* Your objective
Print the lines below without any change, beginning with the line that contains "Localize each UI" and ending with the line that contains "y-tick-label: $200 xyxy=(81,284,105,296)". Include both of those lines and nothing outside them.

* Supplied data
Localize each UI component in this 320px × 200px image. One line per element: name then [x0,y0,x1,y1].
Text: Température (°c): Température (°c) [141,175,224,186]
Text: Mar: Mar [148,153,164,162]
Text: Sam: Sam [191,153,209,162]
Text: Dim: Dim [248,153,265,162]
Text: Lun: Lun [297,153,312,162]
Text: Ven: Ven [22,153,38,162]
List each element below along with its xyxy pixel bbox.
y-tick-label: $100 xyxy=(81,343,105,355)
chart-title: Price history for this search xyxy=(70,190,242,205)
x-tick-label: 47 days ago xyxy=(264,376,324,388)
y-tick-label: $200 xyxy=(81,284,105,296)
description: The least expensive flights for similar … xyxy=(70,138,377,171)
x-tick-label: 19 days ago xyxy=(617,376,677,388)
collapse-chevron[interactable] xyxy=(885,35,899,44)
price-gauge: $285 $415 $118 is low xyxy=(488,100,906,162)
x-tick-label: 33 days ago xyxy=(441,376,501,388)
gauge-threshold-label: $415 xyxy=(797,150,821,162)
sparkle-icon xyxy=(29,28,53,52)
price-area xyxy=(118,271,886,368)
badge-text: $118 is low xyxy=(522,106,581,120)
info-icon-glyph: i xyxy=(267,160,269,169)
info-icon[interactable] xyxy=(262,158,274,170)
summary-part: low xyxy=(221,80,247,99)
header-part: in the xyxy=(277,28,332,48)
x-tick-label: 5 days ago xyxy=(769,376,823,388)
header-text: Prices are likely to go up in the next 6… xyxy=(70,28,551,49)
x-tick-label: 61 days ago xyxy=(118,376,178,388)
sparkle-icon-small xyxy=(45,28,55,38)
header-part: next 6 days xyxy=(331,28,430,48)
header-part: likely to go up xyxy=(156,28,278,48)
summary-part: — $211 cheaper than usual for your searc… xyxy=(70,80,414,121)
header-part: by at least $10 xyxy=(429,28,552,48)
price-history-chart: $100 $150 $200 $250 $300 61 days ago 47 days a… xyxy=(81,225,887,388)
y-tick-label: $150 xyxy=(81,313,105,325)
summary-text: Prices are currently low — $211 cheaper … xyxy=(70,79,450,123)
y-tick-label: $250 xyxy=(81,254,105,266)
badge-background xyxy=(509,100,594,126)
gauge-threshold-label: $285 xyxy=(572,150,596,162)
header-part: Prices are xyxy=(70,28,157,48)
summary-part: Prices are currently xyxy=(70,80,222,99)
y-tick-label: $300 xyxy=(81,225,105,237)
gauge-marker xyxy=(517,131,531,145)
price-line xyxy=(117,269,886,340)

==

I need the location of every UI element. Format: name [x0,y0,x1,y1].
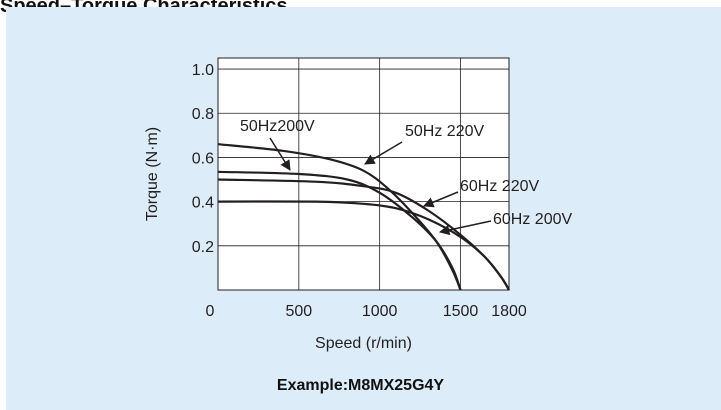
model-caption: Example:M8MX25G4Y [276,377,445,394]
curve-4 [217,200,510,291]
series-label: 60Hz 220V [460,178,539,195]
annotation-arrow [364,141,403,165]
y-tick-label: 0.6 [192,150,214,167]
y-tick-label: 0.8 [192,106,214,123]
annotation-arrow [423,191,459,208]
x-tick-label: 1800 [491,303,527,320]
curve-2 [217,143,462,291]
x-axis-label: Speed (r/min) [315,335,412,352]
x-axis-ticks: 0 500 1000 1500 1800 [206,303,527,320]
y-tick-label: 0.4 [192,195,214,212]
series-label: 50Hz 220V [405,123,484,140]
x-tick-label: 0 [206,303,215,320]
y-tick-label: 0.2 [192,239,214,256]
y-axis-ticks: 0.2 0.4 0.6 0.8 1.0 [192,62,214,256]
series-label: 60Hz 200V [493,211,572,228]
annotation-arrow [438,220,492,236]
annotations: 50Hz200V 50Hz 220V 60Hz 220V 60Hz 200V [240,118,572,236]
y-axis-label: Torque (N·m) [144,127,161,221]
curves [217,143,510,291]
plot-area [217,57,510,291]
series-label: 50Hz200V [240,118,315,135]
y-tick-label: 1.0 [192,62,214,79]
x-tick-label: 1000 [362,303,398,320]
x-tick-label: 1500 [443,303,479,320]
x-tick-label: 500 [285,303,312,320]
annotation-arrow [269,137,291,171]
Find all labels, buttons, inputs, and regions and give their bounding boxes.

* Output of the task
Localize each UI component in this 320px × 200px image. One line per element: name then [x0,y0,x1,y1].
Text: Température (°c): Température (°c) [141,175,224,186]
Text: Mar: Mar [148,153,164,162]
Text: Sam: Sam [191,153,209,162]
Text: Dim: Dim [248,153,265,162]
Text: Lun: Lun [297,153,312,162]
Text: Ven: Ven [22,153,38,162]
List each element below along with its xyxy pixel bbox.
y-tick-label: $100 xyxy=(81,343,105,355)
chart-title: Price history for this search xyxy=(70,190,242,205)
x-tick-label: 47 days ago xyxy=(264,376,324,388)
y-tick-label: $200 xyxy=(81,284,105,296)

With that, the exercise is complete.